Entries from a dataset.
• • • •

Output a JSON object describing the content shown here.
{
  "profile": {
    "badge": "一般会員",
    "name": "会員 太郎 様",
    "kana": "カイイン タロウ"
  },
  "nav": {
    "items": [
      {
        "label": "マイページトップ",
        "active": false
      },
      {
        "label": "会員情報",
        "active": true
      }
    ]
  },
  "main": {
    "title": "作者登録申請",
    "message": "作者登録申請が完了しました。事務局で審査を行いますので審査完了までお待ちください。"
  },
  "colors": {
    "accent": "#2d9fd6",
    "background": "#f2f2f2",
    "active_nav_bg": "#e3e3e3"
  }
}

• • • •

PROBLEM DESCRIPTION. Retype the material in full. Each word must match.

THE ANSWER.
Output a JSON object describing the content shown here.
{
  "profile": {
    "badge": "一般会員",
    "name": "会員 太郎 様",
    "kana": "カイイン タロウ"
  },
  "nav": {
    "items": [
      {
        "label": "マイページトップ",
        "active": false
      },
      {
        "label": "会員情報",
        "active": true
      }
    ]
  },
  "main": {
    "title": "作者登録申請",
    "message": "作者登録申請が完了しました。事務局で審査を行いますので審査完了までお待ちください。"
  },
  "colors": {
    "accent": "#2d9fd6",
    "background": "#f2f2f2",
    "active_nav_bg": "#e3e3e3"
  }
}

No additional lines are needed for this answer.